┏━━

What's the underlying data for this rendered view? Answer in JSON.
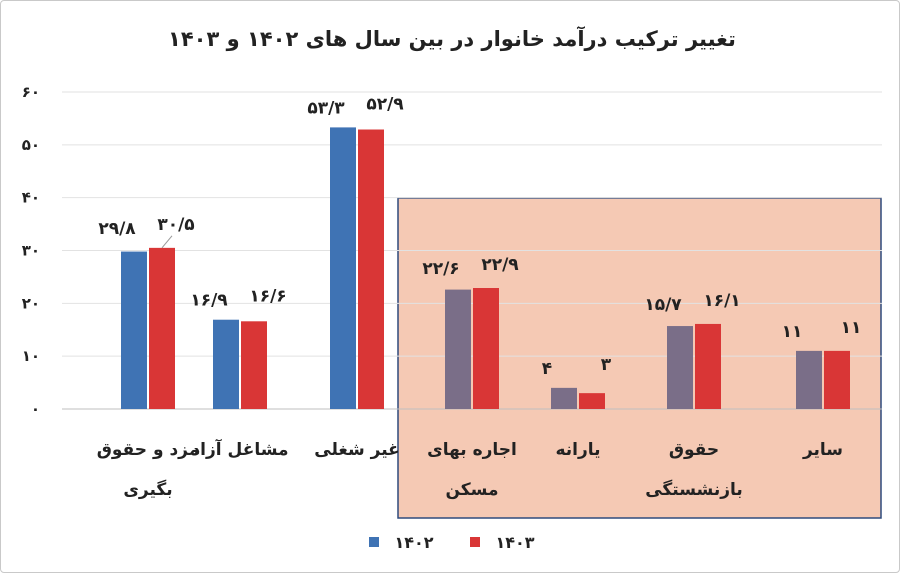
{
  "chart_data": {
    "type": "bar",
    "title": "تغییر ترکیب درآمد خانوار در بین سال های ۱۴۰۲ و ۱۴۰۳",
    "categories": [
      [
        "مزد و حقوق",
        "بگیری"
      ],
      [
        "مشاغل آزاد"
      ],
      [
        "غیر شغلی"
      ],
      [
        "اجاره بهای",
        "مسکن"
      ],
      [
        "یارانه"
      ],
      [
        "حقوق",
        "بازنشستگی"
      ],
      [
        "سایر"
      ]
    ],
    "series": [
      {
        "name": "۱۴۰۲",
        "values": [
          29.8,
          16.9,
          53.3,
          22.6,
          4,
          15.7,
          11
        ],
        "labels": [
          "۲۹/۸",
          "۱۶/۹",
          "۵۳/۳",
          "۲۲/۶",
          "۴",
          "۱۵/۷",
          "۱۱"
        ],
        "color": "#3f73b4",
        "highlight_color": "#7a6e88"
      },
      {
        "name": "۱۴۰۳",
        "values": [
          30.5,
          16.6,
          52.9,
          22.9,
          3,
          16.1,
          11
        ],
        "labels": [
          "۳۰/۵",
          "۱۶/۶",
          "۵۲/۹",
          "۲۲/۹",
          "۳",
          "۱۶/۱",
          "۱۱"
        ],
        "color": "#d93636"
      }
    ],
    "y_ticks": [
      0,
      10,
      20,
      30,
      40,
      50,
      60
    ],
    "y_tick_labels": [
      "۰",
      "۱۰",
      "۲۰",
      "۳۰",
      "۴۰",
      "۵۰",
      "۶۰"
    ],
    "ylim": [
      0,
      60
    ],
    "grid": true,
    "legend": "bottom-center",
    "highlight": {
      "categories": [
        3,
        4,
        5,
        6
      ],
      "fill": "#f5c9b4",
      "border": "#2e4a7d"
    }
  }
}
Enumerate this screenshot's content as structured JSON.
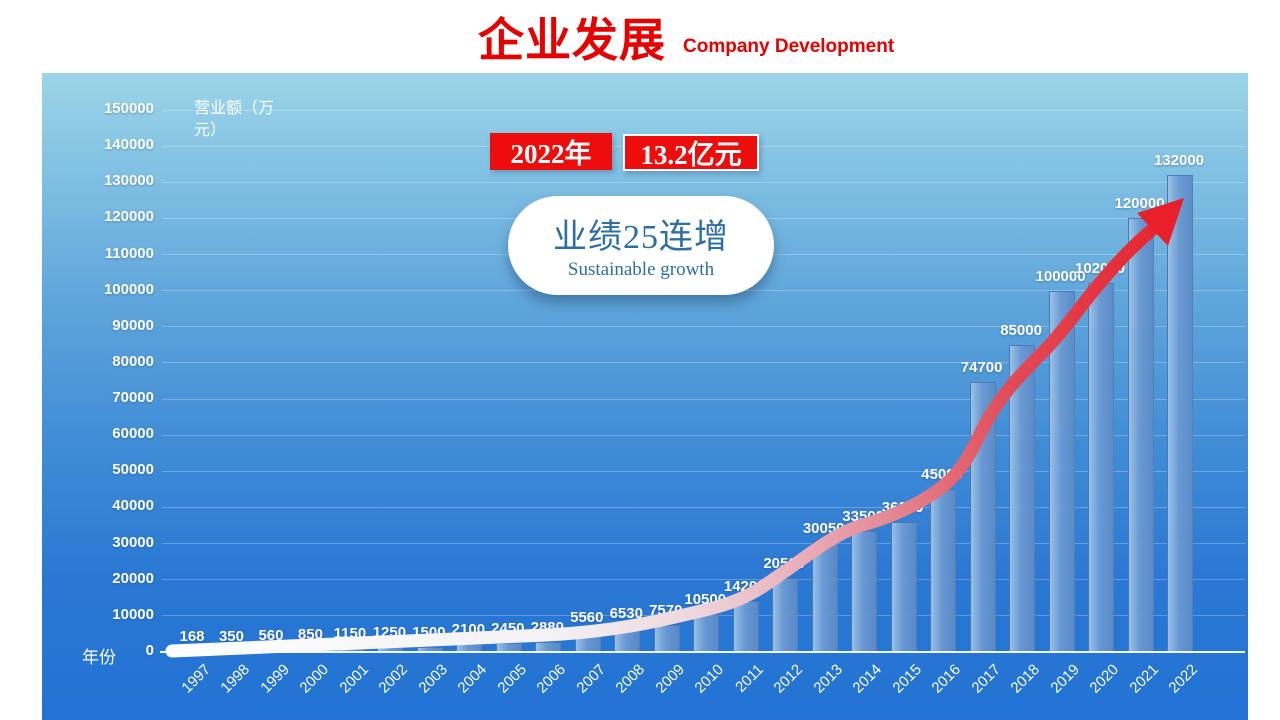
{
  "header": {
    "title": "企业发展",
    "subtitle": "Company Development"
  },
  "annotations": {
    "year_box": "2022年",
    "amount_box": "13.2亿元",
    "bubble_line1": "业绩25连增",
    "bubble_line2": "Sustainable growth"
  },
  "chart_data": {
    "type": "bar",
    "title": "企业发展 Company Development",
    "xlabel": "年份",
    "ylabel": "营业额（万元）",
    "ylabel_lines": [
      "营业额（万",
      "元）"
    ],
    "categories": [
      "1997",
      "1998",
      "1999",
      "2000",
      "2001",
      "2002",
      "2003",
      "2004",
      "2005",
      "2006",
      "2007",
      "2008",
      "2009",
      "2010",
      "2011",
      "2012",
      "2013",
      "2014",
      "2015",
      "2016",
      "2017",
      "2018",
      "2019",
      "2020",
      "2021",
      "2022"
    ],
    "values": [
      168,
      350,
      560,
      850,
      1150,
      1250,
      1500,
      2100,
      2450,
      2880,
      5560,
      6530,
      7570,
      10500,
      14200,
      20500,
      30050,
      33500,
      36000,
      45000,
      74700,
      85000,
      100000,
      102000,
      120000,
      132000
    ],
    "ylim": [
      0,
      150000
    ],
    "ytick_step": 10000,
    "grid": "horizontal",
    "legend": "none",
    "annotation_arrow": "growth trend arrow, white to red, pointing up-right"
  },
  "colors": {
    "title_red": "#e60000",
    "box_red": "#ee0d0d",
    "bubble_text": "#2d6ea5",
    "bar_fill": "#6a98d2",
    "panel_top": "#9cd5e9",
    "panel_bottom": "#2273d4",
    "arrow_start": "#ffffff",
    "arrow_end": "#e8202a",
    "axis_text": "#ffffff"
  }
}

┗━━

Goal: Leave out the pictures, and give all the records again exactly.

Complete answer:
What's the underlying data for this rendered view? Answer in JSON.
{
  "chart_data": {
    "type": "bar",
    "title": "تغییر ترکیب درآمد خانوار در بین سال های ۱۴۰۲ و ۱۴۰۳",
    "categories": [
      [
        "مزد و حقوق",
        "بگیری"
      ],
      [
        "مشاغل آزاد"
      ],
      [
        "غیر شغلی"
      ],
      [
        "اجاره بهای",
        "مسکن"
      ],
      [
        "یارانه"
      ],
      [
        "حقوق",
        "بازنشستگی"
      ],
      [
        "سایر"
      ]
    ],
    "series": [
      {
        "name": "۱۴۰۲",
        "values": [
          29.8,
          16.9,
          53.3,
          22.6,
          4,
          15.7,
          11
        ],
        "labels": [
          "۲۹/۸",
          "۱۶/۹",
          "۵۳/۳",
          "۲۲/۶",
          "۴",
          "۱۵/۷",
          "۱۱"
        ],
        "color": "#3f73b4",
        "highlight_color": "#7a6e88"
      },
      {
        "name": "۱۴۰۳",
        "values": [
          30.5,
          16.6,
          52.9,
          22.9,
          3,
          16.1,
          11
        ],
        "labels": [
          "۳۰/۵",
          "۱۶/۶",
          "۵۲/۹",
          "۲۲/۹",
          "۳",
          "۱۶/۱",
          "۱۱"
        ],
        "color": "#d93636"
      }
    ],
    "y_ticks": [
      0,
      10,
      20,
      30,
      40,
      50,
      60
    ],
    "y_tick_labels": [
      "۰",
      "۱۰",
      "۲۰",
      "۳۰",
      "۴۰",
      "۵۰",
      "۶۰"
    ],
    "ylim": [
      0,
      60
    ],
    "grid": true,
    "legend": "bottom-center",
    "highlight": {
      "categories": [
        3,
        4,
        5,
        6
      ],
      "fill": "#f5c9b4",
      "border": "#2e4a7d"
    }
  }
}
Enumerate this screenshot's content as structured JSON.
{
  "header": {
    "title": "企业发展",
    "subtitle": "Company Development"
  },
  "annotations": {
    "year_box": "2022年",
    "amount_box": "13.2亿元",
    "bubble_line1": "业绩25连增",
    "bubble_line2": "Sustainable growth"
  },
  "chart_data": {
    "type": "bar",
    "title": "企业发展 Company Development",
    "xlabel": "年份",
    "ylabel": "营业额（万元）",
    "ylabel_lines": [
      "营业额（万",
      "元）"
    ],
    "categories": [
      "1997",
      "1998",
      "1999",
      "2000",
      "2001",
      "2002",
      "2003",
      "2004",
      "2005",
      "2006",
      "2007",
      "2008",
      "2009",
      "2010",
      "2011",
      "2012",
      "2013",
      "2014",
      "2015",
      "2016",
      "2017",
      "2018",
      "2019",
      "2020",
      "2021",
      "2022"
    ],
    "values": [
      168,
      350,
      560,
      850,
      1150,
      1250,
      1500,
      2100,
      2450,
      2880,
      5560,
      6530,
      7570,
      10500,
      14200,
      20500,
      30050,
      33500,
      36000,
      45000,
      74700,
      85000,
      100000,
      102000,
      120000,
      132000
    ],
    "ylim": [
      0,
      150000
    ],
    "ytick_step": 10000,
    "grid": "horizontal",
    "legend": "none",
    "annotation_arrow": "growth trend arrow, white to red, pointing up-right"
  },
  "colors": {
    "title_red": "#e60000",
    "box_red": "#ee0d0d",
    "bubble_text": "#2d6ea5",
    "bar_fill": "#6a98d2",
    "panel_top": "#9cd5e9",
    "panel_bottom": "#2273d4",
    "arrow_start": "#ffffff",
    "arrow_end": "#e8202a",
    "axis_text": "#ffffff"
  }
}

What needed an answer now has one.